** Begin **

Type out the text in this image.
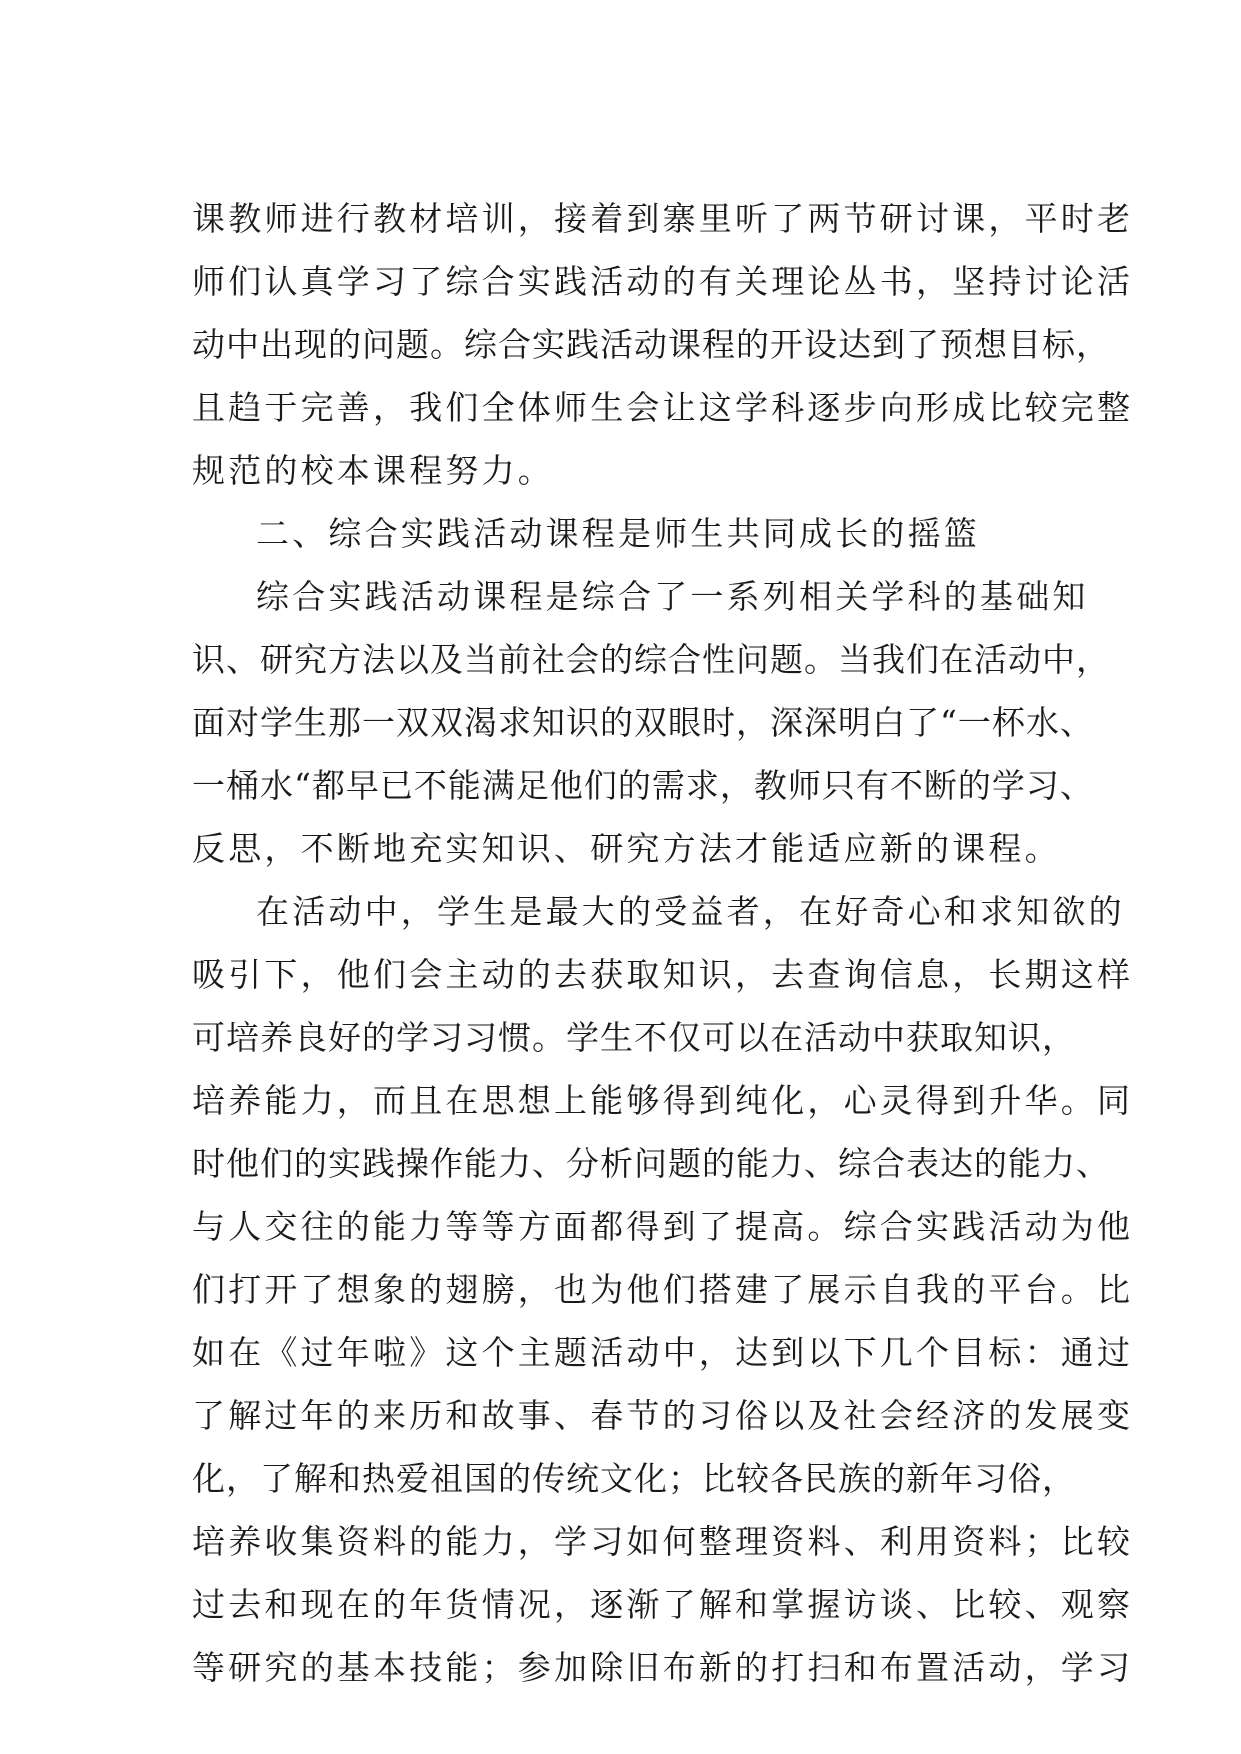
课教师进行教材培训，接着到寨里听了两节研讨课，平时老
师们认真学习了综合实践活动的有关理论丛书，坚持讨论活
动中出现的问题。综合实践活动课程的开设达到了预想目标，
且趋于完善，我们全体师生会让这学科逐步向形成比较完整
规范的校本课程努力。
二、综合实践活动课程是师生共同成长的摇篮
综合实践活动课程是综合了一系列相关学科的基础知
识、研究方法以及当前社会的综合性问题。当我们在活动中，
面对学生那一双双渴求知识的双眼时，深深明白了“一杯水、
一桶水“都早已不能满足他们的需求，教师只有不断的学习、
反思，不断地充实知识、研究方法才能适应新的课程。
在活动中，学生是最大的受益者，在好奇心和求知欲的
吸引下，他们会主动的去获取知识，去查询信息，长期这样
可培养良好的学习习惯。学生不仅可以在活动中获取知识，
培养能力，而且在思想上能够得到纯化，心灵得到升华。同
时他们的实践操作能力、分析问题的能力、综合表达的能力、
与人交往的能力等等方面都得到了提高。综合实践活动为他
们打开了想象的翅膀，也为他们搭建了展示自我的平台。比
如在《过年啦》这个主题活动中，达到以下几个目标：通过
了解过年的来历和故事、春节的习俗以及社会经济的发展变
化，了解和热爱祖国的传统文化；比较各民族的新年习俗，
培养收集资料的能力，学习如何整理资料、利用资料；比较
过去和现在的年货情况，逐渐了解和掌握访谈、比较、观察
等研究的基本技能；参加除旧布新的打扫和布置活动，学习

** End **

→ **THE EXERCISE**: Quote the records in their entirety, keeping the wording exact and excluding pictures.

→ **EXERCISE SOLUTION**:
Type out the text in this image.
课教师进行教材培训，接着到寨里听了两节研讨课，平时老
师们认真学习了综合实践活动的有关理论丛书，坚持讨论活
动中出现的问题。综合实践活动课程的开设达到了预想目标，
且趋于完善，我们全体师生会让这学科逐步向形成比较完整
规范的校本课程努力。
二、综合实践活动课程是师生共同成长的摇篮
综合实践活动课程是综合了一系列相关学科的基础知
识、研究方法以及当前社会的综合性问题。当我们在活动中，
面对学生那一双双渴求知识的双眼时，深深明白了“一杯水、
一桶水“都早已不能满足他们的需求，教师只有不断的学习、
反思，不断地充实知识、研究方法才能适应新的课程。
在活动中，学生是最大的受益者，在好奇心和求知欲的
吸引下，他们会主动的去获取知识，去查询信息，长期这样
可培养良好的学习习惯。学生不仅可以在活动中获取知识，
培养能力，而且在思想上能够得到纯化，心灵得到升华。同
时他们的实践操作能力、分析问题的能力、综合表达的能力、
与人交往的能力等等方面都得到了提高。综合实践活动为他
们打开了想象的翅膀，也为他们搭建了展示自我的平台。比
如在《过年啦》这个主题活动中，达到以下几个目标：通过
了解过年的来历和故事、春节的习俗以及社会经济的发展变
化，了解和热爱祖国的传统文化；比较各民族的新年习俗，
培养收集资料的能力，学习如何整理资料、利用资料；比较
过去和现在的年货情况，逐渐了解和掌握访谈、比较、观察
等研究的基本技能；参加除旧布新的打扫和布置活动，学习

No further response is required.